Copy every record below exactly.

- **Source records**

_ _ _ _

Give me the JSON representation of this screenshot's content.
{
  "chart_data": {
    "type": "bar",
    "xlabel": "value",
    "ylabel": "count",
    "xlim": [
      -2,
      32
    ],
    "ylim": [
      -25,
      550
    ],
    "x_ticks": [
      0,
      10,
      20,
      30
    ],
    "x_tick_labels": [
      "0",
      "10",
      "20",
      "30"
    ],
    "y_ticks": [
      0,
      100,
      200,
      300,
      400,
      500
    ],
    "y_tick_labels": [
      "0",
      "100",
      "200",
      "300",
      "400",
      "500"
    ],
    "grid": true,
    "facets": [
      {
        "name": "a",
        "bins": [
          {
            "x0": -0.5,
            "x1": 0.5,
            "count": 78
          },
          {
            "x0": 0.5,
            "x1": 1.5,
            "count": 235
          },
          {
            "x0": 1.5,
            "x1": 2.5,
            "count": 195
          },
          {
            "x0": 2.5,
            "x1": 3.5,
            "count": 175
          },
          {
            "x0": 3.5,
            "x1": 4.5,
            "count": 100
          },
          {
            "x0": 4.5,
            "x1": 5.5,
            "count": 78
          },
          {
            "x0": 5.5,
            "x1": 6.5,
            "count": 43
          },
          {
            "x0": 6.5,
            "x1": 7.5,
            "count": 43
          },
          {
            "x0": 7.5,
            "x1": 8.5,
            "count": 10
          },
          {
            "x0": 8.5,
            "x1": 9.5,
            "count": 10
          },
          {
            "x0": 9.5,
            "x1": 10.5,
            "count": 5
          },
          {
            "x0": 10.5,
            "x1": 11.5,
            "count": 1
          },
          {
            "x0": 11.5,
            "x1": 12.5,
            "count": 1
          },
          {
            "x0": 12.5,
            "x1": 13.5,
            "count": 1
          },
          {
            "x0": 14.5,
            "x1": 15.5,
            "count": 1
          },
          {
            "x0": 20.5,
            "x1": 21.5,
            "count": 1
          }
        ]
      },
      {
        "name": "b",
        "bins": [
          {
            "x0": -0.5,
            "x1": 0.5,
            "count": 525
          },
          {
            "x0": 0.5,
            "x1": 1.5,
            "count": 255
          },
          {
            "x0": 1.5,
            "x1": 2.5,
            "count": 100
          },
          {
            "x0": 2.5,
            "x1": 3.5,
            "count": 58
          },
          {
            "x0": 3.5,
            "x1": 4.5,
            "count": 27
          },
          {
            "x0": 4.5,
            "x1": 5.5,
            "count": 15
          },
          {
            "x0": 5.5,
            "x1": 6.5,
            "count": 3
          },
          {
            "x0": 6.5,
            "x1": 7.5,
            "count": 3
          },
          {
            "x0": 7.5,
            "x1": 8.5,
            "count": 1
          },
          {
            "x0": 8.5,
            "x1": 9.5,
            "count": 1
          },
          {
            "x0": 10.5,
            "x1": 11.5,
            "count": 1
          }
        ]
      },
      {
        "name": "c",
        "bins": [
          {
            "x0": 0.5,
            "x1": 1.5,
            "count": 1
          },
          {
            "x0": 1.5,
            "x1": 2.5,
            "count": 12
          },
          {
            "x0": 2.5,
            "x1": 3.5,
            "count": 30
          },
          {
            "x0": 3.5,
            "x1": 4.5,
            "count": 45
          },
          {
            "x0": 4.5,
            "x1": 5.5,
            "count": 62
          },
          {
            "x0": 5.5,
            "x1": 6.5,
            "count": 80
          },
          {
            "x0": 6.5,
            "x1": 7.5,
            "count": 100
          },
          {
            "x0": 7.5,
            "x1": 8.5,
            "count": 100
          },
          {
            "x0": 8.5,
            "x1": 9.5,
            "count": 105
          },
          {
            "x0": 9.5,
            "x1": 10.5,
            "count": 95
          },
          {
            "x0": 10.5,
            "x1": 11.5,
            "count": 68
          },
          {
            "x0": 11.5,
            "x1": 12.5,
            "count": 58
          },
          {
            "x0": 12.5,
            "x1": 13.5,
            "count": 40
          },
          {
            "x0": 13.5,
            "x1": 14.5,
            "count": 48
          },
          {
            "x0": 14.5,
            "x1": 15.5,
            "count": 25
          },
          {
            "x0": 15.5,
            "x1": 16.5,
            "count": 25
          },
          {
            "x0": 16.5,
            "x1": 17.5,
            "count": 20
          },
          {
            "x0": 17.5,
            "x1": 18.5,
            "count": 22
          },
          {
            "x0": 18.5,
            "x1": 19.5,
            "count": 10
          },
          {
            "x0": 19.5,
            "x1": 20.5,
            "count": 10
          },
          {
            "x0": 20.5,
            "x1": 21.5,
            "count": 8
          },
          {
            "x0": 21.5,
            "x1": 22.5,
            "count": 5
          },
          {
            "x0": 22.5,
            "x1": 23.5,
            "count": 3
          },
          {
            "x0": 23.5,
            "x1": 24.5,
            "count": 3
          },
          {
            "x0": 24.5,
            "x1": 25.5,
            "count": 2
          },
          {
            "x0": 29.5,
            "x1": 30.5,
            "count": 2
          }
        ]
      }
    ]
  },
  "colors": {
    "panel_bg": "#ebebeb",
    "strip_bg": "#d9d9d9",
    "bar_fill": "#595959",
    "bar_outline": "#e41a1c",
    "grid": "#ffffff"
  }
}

_ _ _ _

- **Response to the exercise**
Give me the JSON representation of this screenshot's content.
{
  "chart_data": {
    "type": "bar",
    "xlabel": "value",
    "ylabel": "count",
    "xlim": [
      -2,
      32
    ],
    "ylim": [
      -25,
      550
    ],
    "x_ticks": [
      0,
      10,
      20,
      30
    ],
    "x_tick_labels": [
      "0",
      "10",
      "20",
      "30"
    ],
    "y_ticks": [
      0,
      100,
      200,
      300,
      400,
      500
    ],
    "y_tick_labels": [
      "0",
      "100",
      "200",
      "300",
      "400",
      "500"
    ],
    "grid": true,
    "facets": [
      {
        "name": "a",
        "bins": [
          {
            "x0": -0.5,
            "x1": 0.5,
            "count": 78
          },
          {
            "x0": 0.5,
            "x1": 1.5,
            "count": 235
          },
          {
            "x0": 1.5,
            "x1": 2.5,
            "count": 195
          },
          {
            "x0": 2.5,
            "x1": 3.5,
            "count": 175
          },
          {
            "x0": 3.5,
            "x1": 4.5,
            "count": 100
          },
          {
            "x0": 4.5,
            "x1": 5.5,
            "count": 78
          },
          {
            "x0": 5.5,
            "x1": 6.5,
            "count": 43
          },
          {
            "x0": 6.5,
            "x1": 7.5,
            "count": 43
          },
          {
            "x0": 7.5,
            "x1": 8.5,
            "count": 10
          },
          {
            "x0": 8.5,
            "x1": 9.5,
            "count": 10
          },
          {
            "x0": 9.5,
            "x1": 10.5,
            "count": 5
          },
          {
            "x0": 10.5,
            "x1": 11.5,
            "count": 1
          },
          {
            "x0": 11.5,
            "x1": 12.5,
            "count": 1
          },
          {
            "x0": 12.5,
            "x1": 13.5,
            "count": 1
          },
          {
            "x0": 14.5,
            "x1": 15.5,
            "count": 1
          },
          {
            "x0": 20.5,
            "x1": 21.5,
            "count": 1
          }
        ]
      },
      {
        "name": "b",
        "bins": [
          {
            "x0": -0.5,
            "x1": 0.5,
            "count": 525
          },
          {
            "x0": 0.5,
            "x1": 1.5,
            "count": 255
          },
          {
            "x0": 1.5,
            "x1": 2.5,
            "count": 100
          },
          {
            "x0": 2.5,
            "x1": 3.5,
            "count": 58
          },
          {
            "x0": 3.5,
            "x1": 4.5,
            "count": 27
          },
          {
            "x0": 4.5,
            "x1": 5.5,
            "count": 15
          },
          {
            "x0": 5.5,
            "x1": 6.5,
            "count": 3
          },
          {
            "x0": 6.5,
            "x1": 7.5,
            "count": 3
          },
          {
            "x0": 7.5,
            "x1": 8.5,
            "count": 1
          },
          {
            "x0": 8.5,
            "x1": 9.5,
            "count": 1
          },
          {
            "x0": 10.5,
            "x1": 11.5,
            "count": 1
          }
        ]
      },
      {
        "name": "c",
        "bins": [
          {
            "x0": 0.5,
            "x1": 1.5,
            "count": 1
          },
          {
            "x0": 1.5,
            "x1": 2.5,
            "count": 12
          },
          {
            "x0": 2.5,
            "x1": 3.5,
            "count": 30
          },
          {
            "x0": 3.5,
            "x1": 4.5,
            "count": 45
          },
          {
            "x0": 4.5,
            "x1": 5.5,
            "count": 62
          },
          {
            "x0": 5.5,
            "x1": 6.5,
            "count": 80
          },
          {
            "x0": 6.5,
            "x1": 7.5,
            "count": 100
          },
          {
            "x0": 7.5,
            "x1": 8.5,
            "count": 100
          },
          {
            "x0": 8.5,
            "x1": 9.5,
            "count": 105
          },
          {
            "x0": 9.5,
            "x1": 10.5,
            "count": 95
          },
          {
            "x0": 10.5,
            "x1": 11.5,
            "count": 68
          },
          {
            "x0": 11.5,
            "x1": 12.5,
            "count": 58
          },
          {
            "x0": 12.5,
            "x1": 13.5,
            "count": 40
          },
          {
            "x0": 13.5,
            "x1": 14.5,
            "count": 48
          },
          {
            "x0": 14.5,
            "x1": 15.5,
            "count": 25
          },
          {
            "x0": 15.5,
            "x1": 16.5,
            "count": 25
          },
          {
            "x0": 16.5,
            "x1": 17.5,
            "count": 20
          },
          {
            "x0": 17.5,
            "x1": 18.5,
            "count": 22
          },
          {
            "x0": 18.5,
            "x1": 19.5,
            "count": 10
          },
          {
            "x0": 19.5,
            "x1": 20.5,
            "count": 10
          },
          {
            "x0": 20.5,
            "x1": 21.5,
            "count": 8
          },
          {
            "x0": 21.5,
            "x1": 22.5,
            "count": 5
          },
          {
            "x0": 22.5,
            "x1": 23.5,
            "count": 3
          },
          {
            "x0": 23.5,
            "x1": 24.5,
            "count": 3
          },
          {
            "x0": 24.5,
            "x1": 25.5,
            "count": 2
          },
          {
            "x0": 29.5,
            "x1": 30.5,
            "count": 2
          }
        ]
      }
    ]
  },
  "colors": {
    "panel_bg": "#ebebeb",
    "strip_bg": "#d9d9d9",
    "bar_fill": "#595959",
    "bar_outline": "#e41a1c",
    "grid": "#ffffff"
  }
}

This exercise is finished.